- [WHAT YOU ARE ASKED TO DO]
Would you set down every entry shown below, precisely as written?

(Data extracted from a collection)
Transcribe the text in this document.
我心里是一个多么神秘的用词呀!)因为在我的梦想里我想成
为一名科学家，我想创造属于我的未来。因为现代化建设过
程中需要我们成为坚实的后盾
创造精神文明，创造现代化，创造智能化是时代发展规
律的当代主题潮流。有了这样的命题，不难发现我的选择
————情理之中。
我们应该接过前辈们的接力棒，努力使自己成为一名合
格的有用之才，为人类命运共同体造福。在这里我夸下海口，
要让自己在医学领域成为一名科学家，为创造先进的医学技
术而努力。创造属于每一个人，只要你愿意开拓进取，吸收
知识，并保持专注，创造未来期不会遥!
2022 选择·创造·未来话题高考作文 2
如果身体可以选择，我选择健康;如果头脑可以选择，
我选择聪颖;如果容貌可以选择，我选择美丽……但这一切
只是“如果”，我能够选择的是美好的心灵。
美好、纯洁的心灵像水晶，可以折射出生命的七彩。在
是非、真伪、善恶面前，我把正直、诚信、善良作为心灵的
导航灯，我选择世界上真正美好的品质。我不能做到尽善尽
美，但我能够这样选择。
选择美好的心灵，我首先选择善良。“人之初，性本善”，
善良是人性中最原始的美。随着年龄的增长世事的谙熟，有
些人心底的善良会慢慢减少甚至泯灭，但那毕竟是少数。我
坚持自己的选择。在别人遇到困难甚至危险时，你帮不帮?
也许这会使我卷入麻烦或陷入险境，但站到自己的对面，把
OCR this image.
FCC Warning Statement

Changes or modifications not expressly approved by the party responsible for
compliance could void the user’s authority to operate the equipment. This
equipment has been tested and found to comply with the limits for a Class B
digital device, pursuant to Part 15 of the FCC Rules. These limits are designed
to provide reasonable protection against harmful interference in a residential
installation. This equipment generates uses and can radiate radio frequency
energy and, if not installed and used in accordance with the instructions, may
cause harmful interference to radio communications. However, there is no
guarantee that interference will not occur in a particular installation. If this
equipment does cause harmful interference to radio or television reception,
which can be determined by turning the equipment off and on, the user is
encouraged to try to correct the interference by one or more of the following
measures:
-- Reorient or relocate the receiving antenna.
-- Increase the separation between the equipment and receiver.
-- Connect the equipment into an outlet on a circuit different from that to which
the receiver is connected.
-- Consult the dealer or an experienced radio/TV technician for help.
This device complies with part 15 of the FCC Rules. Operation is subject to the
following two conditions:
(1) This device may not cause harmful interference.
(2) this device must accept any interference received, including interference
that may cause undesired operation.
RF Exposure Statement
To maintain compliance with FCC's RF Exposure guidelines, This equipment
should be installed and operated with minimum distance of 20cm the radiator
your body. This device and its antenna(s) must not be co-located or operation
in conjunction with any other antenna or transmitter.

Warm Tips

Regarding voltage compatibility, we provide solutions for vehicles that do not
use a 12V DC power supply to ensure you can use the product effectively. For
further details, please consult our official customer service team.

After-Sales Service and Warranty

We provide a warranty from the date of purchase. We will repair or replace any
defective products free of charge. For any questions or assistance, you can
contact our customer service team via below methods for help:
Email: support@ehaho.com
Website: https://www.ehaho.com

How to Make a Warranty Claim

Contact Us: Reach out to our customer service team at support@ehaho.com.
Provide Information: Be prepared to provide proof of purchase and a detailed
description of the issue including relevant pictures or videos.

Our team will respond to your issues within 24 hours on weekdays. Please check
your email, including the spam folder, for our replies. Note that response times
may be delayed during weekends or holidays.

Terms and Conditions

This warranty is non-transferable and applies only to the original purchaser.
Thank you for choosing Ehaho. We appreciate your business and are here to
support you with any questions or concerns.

- [IN RESPONSE]
Transcribe the text in this document.
我心里是一个多么神秘的用词呀!)因为在我的梦想里我想成
为一名科学家，我想创造属于我的未来。因为现代化建设过
程中需要我们成为坚实的后盾
创造精神文明，创造现代化，创造智能化是时代发展规
律的当代主题潮流。有了这样的命题，不难发现我的选择
————情理之中。
我们应该接过前辈们的接力棒，努力使自己成为一名合
格的有用之才，为人类命运共同体造福。在这里我夸下海口，
要让自己在医学领域成为一名科学家，为创造先进的医学技
术而努力。创造属于每一个人，只要你愿意开拓进取，吸收
知识，并保持专注，创造未来期不会遥!
2022 选择·创造·未来话题高考作文 2
如果身体可以选择，我选择健康;如果头脑可以选择，
我选择聪颖;如果容貌可以选择，我选择美丽……但这一切
只是“如果”，我能够选择的是美好的心灵。
美好、纯洁的心灵像水晶，可以折射出生命的七彩。在
是非、真伪、善恶面前，我把正直、诚信、善良作为心灵的
导航灯，我选择世界上真正美好的品质。我不能做到尽善尽
美，但我能够这样选择。
选择美好的心灵，我首先选择善良。“人之初，性本善”，
善良是人性中最原始的美。随着年龄的增长世事的谙熟，有
些人心底的善良会慢慢减少甚至泯灭，但那毕竟是少数。我
坚持自己的选择。在别人遇到困难甚至危险时，你帮不帮?
也许这会使我卷入麻烦或陷入险境，但站到自己的对面，把
OCR this image.
FCC Warning Statement

Changes or modifications not expressly approved by the party responsible for
compliance could void the user’s authority to operate the equipment. This
equipment has been tested and found to comply with the limits for a Class B
digital device, pursuant to Part 15 of the FCC Rules. These limits are designed
to provide reasonable protection against harmful interference in a residential
installation. This equipment generates uses and can radiate radio frequency
energy and, if not installed and used in accordance with the instructions, may
cause harmful interference to radio communications. However, there is no
guarantee that interference will not occur in a particular installation. If this
equipment does cause harmful interference to radio or television reception,
which can be determined by turning the equipment off and on, the user is
encouraged to try to correct the interference by one or more of the following
measures:
-- Reorient or relocate the receiving antenna.
-- Increase the separation between the equipment and receiver.
-- Connect the equipment into an outlet on a circuit different from that to which
the receiver is connected.
-- Consult the dealer or an experienced radio/TV technician for help.
This device complies with part 15 of the FCC Rules. Operation is subject to the
following two conditions:
(1) This device may not cause harmful interference.
(2) this device must accept any interference received, including interference
that may cause undesired operation.
RF Exposure Statement
To maintain compliance with FCC's RF Exposure guidelines, This equipment
should be installed and operated with minimum distance of 20cm the radiator
your body. This device and its antenna(s) must not be co-located or operation
in conjunction with any other antenna or transmitter.

Warm Tips

Regarding voltage compatibility, we provide solutions for vehicles that do not
use a 12V DC power supply to ensure you can use the product effectively. For
further details, please consult our official customer service team.

After-Sales Service and Warranty

We provide a warranty from the date of purchase. We will repair or replace any
defective products free of charge. For any questions or assistance, you can
contact our customer service team via below methods for help:
Email: support@ehaho.com
Website: https://www.ehaho.com

How to Make a Warranty Claim

Contact Us: Reach out to our customer service team at support@ehaho.com.
Provide Information: Be prepared to provide proof of purchase and a detailed
description of the issue including relevant pictures or videos.

Our team will respond to your issues within 24 hours on weekdays. Please check
your email, including the spam folder, for our replies. Note that response times
may be delayed during weekends or holidays.

Terms and Conditions

This warranty is non-transferable and applies only to the original purchaser.
Thank you for choosing Ehaho. We appreciate your business and are here to
support you with any questions or concerns.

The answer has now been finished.